--- START OF RECORDS FOR THE TASK ---

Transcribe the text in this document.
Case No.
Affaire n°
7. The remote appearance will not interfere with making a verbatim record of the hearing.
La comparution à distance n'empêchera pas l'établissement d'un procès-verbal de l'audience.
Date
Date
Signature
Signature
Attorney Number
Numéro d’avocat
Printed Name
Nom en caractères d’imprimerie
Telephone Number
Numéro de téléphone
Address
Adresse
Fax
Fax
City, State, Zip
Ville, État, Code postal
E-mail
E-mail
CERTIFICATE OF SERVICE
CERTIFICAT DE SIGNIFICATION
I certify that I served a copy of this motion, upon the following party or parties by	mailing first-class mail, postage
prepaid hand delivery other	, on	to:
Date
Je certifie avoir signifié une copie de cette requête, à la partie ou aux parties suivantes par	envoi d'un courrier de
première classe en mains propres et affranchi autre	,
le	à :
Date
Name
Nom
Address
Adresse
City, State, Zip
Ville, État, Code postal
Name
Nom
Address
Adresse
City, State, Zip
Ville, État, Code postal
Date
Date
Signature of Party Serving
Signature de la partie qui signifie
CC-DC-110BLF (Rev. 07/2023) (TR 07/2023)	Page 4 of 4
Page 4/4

--- END OF RECORDS FOR THE TASK ---

Find every line that holds "parties" and copy it.

I certify that I served a copy of this motion, upon the following party or parties by	mailing first-class mail, postage
Je certifie avoir signifié une copie de cette requête, à la partie ou aux parties suivantes par	envoi d'un courrier de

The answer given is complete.